Extracted data entries
===
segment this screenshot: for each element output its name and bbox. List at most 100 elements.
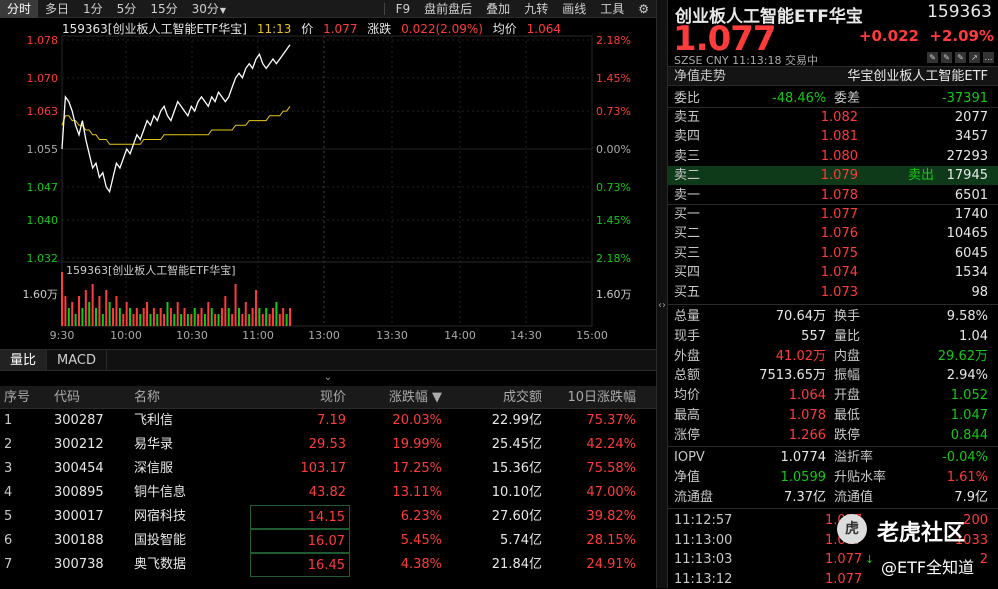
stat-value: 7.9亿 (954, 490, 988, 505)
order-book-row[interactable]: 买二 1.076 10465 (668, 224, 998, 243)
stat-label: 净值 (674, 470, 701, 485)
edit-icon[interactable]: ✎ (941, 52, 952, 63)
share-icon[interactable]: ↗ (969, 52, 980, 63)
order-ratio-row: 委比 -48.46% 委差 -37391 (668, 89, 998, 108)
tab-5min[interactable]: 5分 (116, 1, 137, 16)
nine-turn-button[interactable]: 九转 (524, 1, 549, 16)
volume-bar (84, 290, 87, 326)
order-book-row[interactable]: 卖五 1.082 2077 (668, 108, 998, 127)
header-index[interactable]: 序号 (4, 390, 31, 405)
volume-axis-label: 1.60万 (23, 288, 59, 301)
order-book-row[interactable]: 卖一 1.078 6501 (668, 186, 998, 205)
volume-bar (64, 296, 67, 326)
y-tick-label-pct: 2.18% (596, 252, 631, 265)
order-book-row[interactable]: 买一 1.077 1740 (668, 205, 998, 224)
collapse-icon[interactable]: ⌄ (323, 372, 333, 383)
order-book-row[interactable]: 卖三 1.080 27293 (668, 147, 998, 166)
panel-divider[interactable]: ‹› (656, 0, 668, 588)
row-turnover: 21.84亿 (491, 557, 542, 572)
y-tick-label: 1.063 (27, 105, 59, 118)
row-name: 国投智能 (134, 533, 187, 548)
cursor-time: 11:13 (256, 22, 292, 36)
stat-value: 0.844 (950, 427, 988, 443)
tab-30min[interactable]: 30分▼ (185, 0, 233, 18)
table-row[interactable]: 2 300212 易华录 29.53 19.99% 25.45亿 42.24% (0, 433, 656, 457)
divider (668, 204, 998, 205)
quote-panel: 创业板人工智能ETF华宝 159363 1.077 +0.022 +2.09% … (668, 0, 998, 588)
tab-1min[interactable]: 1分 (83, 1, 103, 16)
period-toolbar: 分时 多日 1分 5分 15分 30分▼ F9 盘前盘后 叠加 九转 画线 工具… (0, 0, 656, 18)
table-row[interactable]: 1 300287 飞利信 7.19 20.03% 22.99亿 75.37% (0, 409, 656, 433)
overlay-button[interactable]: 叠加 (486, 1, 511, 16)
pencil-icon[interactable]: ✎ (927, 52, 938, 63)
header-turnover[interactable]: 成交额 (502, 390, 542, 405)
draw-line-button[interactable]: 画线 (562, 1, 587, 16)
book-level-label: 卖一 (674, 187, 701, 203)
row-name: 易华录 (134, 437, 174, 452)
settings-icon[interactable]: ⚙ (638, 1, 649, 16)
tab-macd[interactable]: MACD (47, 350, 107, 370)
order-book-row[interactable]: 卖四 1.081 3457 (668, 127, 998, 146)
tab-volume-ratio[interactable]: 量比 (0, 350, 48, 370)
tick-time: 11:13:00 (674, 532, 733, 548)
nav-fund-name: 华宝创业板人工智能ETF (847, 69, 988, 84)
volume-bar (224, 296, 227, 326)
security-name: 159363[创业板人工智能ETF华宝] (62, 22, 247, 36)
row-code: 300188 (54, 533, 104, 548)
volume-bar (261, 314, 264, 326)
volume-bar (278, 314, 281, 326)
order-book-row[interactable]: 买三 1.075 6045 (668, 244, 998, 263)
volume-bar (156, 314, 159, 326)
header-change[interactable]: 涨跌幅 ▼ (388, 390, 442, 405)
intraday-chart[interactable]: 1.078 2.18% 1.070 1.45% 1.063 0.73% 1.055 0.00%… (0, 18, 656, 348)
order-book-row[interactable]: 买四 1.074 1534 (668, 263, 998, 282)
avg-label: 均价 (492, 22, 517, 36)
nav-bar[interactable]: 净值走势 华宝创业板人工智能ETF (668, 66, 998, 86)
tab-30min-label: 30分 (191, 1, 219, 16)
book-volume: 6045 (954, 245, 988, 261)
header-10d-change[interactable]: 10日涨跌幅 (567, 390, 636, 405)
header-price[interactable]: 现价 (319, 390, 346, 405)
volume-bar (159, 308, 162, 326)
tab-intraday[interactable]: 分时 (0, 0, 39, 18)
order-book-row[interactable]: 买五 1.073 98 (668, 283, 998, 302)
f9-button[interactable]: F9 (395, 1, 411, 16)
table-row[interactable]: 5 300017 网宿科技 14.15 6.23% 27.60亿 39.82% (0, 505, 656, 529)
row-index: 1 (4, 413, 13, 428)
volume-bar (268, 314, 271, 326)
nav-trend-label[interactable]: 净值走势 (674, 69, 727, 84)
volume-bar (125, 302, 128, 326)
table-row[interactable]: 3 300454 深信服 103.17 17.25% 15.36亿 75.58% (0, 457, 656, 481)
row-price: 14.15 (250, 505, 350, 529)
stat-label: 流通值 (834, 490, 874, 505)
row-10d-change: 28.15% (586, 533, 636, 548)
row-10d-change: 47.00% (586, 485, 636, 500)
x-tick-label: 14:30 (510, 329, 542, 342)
===
#### Set task
Express every line of the records above as a Markdown table with the columns "No." and "Line," numbering the rows in order and skipping blank lines. Leave the pictures out of the table.

#### Correct output
| No. | Line |
|---|---|
| 1 | segment this screenshot: for each element output its name and bbox. List at most 100 elements. |
| 2 | stat-value: 7.9亿 (954, 490, 988, 505) |
| 3 | order-book-row[interactable]: 买二 1.076 10465 (668, 224, 998, 243) |
| 4 | stat-label: 净值 (674, 470, 701, 485) |
| 5 | edit-icon[interactable]: ✎ (941, 52, 952, 63) |
| 6 | share-icon[interactable]: ↗ (969, 52, 980, 63) |
| 7 | order-ratio-row: 委比 -48.46% 委差 -37391 (668, 89, 998, 108) |
| 8 | tab-5min[interactable]: 5分 (116, 1, 137, 16) |
| 9 | nine-turn-button[interactable]: 九转 (524, 1, 549, 16) |
| 10 | volume-bar (84, 290, 87, 326) |
| 11 | order-book-row[interactable]: 卖五 1.082 2077 (668, 108, 998, 127) |
| 12 | header-index[interactable]: 序号 (4, 390, 31, 405) |
| 13 | volume-axis-label: 1.60万 (23, 288, 59, 301) |
| 14 | order-book-row[interactable]: 卖一 1.078 6501 (668, 186, 998, 205) |
| 15 | volume-bar (64, 296, 67, 326) |
| 16 | y-tick-label-pct: 2.18% (596, 252, 631, 265) |
| 17 | order-book-row[interactable]: 买一 1.077 1740 (668, 205, 998, 224) |
| 18 | collapse-icon[interactable]: ⌄ (323, 372, 333, 383) |
| 19 | order-book-row[interactable]: 卖三 1.080 27293 (668, 147, 998, 166) |
| 20 | panel-divider[interactable]: ‹› (656, 0, 668, 588) |
| 21 | row-turnover: 21.84亿 (491, 557, 542, 572) |
| 22 | y-tick-label: 1.063 (27, 105, 59, 118) |
| 23 | row-name: 国投智能 (134, 533, 187, 548) |
| 24 | cursor-time: 11:13 (256, 22, 292, 36) |
| 25 | stat-value: 0.844 (950, 427, 988, 443) |
| 26 | tab-30min[interactable]: 30分▼ (185, 0, 233, 18) |
| 27 | table-row[interactable]: 2 300212 易华录 29.53 19.99% 25.45亿 42.24% (0, 433, 656, 457) |
| 28 | divider (668, 204, 998, 205) |
| 29 | quote-panel: 创业板人工智能ETF华宝 159363 1.077 +0.022 +2.09% … (668, 0, 998, 588) |
| 30 | tab-1min[interactable]: 1分 (83, 1, 103, 16) |
| 31 | period-toolbar: 分时 多日 1分 5分 15分 30分▼ F9 盘前盘后 叠加 九转 画线 工具… (0, 0, 656, 18) |
| 32 | table-row[interactable]: 1 300287 飞利信 7.19 20.03% 22.99亿 75.37% (0, 409, 656, 433) |
| 33 | overlay-button[interactable]: 叠加 (486, 1, 511, 16) |
| 34 | pencil-icon[interactable]: ✎ (927, 52, 938, 63) |
| 35 | header-turnover[interactable]: 成交额 (502, 390, 542, 405) |
| 36 | draw-line-button[interactable]: 画线 (562, 1, 587, 16) |
| 37 | book-level-label: 卖一 (674, 187, 701, 203) |
| 38 | row-name: 易华录 (134, 437, 174, 452) |
| 39 | settings-icon[interactable]: ⚙ (638, 1, 649, 16) |
| 40 | tab-macd[interactable]: MACD (47, 350, 107, 370) |
| 41 | order-book-row[interactable]: 卖四 1.081 3457 (668, 127, 998, 146) |
| 42 | tab-volume-ratio[interactable]: 量比 (0, 350, 48, 370) |
| 43 | tick-time: 11:13:00 (674, 532, 733, 548) |
| 44 | nav-fund-name: 华宝创业板人工智能ETF (847, 69, 988, 84) |
| 45 | volume-bar (224, 296, 227, 326) |
| 46 | security-name: 159363[创业板人工智能ETF华宝] (62, 22, 247, 36) |
| 47 | row-code: 300188 (54, 533, 104, 548) |
| 48 | volume-bar (261, 314, 264, 326) |
| 49 | volume-bar (278, 314, 281, 326) |
| 50 | order-book-row[interactable]: 买三 1.075 6045 (668, 244, 998, 263) |
| 51 | volume-bar (156, 314, 159, 326) |
| 52 | header-change[interactable]: 涨跌幅 ▼ (388, 390, 442, 405) |
| 53 | intraday-chart[interactable]: 1.078 2.18% 1.070 1.45% 1.063 0.73% 1.055 0.00%… (0, 18, 656, 348) |
| 54 | order-book-row[interactable]: 买四 1.074 1534 (668, 263, 998, 282) |
| 55 | avg-label: 均价 (492, 22, 517, 36) |
| 56 | nav-bar[interactable]: 净值走势 华宝创业板人工智能ETF (668, 66, 998, 86) |
| 57 | tab-30min-label: 30分 (191, 1, 219, 16) |
| 58 | book-volume: 6045 (954, 245, 988, 261) |
| 59 | header-10d-change[interactable]: 10日涨跌幅 (567, 390, 636, 405) |
| 60 | header-price[interactable]: 现价 (319, 390, 346, 405) |
| 61 | volume-bar (159, 308, 162, 326) |
| 62 | tab-intraday[interactable]: 分时 (0, 0, 39, 18) |
| 63 | order-book-row[interactable]: 买五 1.073 98 (668, 283, 998, 302) |
| 64 | f9-button[interactable]: F9 (395, 1, 411, 16) |
| 65 | table-row[interactable]: 5 300017 网宿科技 14.15 6.23% 27.60亿 39.82% (0, 505, 656, 529) |
| 66 | row-index: 1 (4, 413, 13, 428) |
| 67 | volume-bar (268, 314, 271, 326) |
| 68 | nav-trend-label[interactable]: 净值走势 (674, 69, 727, 84) |
| 69 | volume-bar (125, 302, 128, 326) |
| 70 | table-row[interactable]: 3 300454 深信服 103.17 17.25% 15.36亿 75.58% (0, 457, 656, 481) |
| 71 | row-price: 14.15 (250, 505, 350, 529) |
| 72 | stat-label: 流通值 (834, 490, 874, 505) |
| 73 | row-10d-change: 28.15% (586, 533, 636, 548) |
| 74 | row-10d-change: 47.00% (586, 485, 636, 500) |
| 75 | x-tick-label: 14:30 (510, 329, 542, 342) |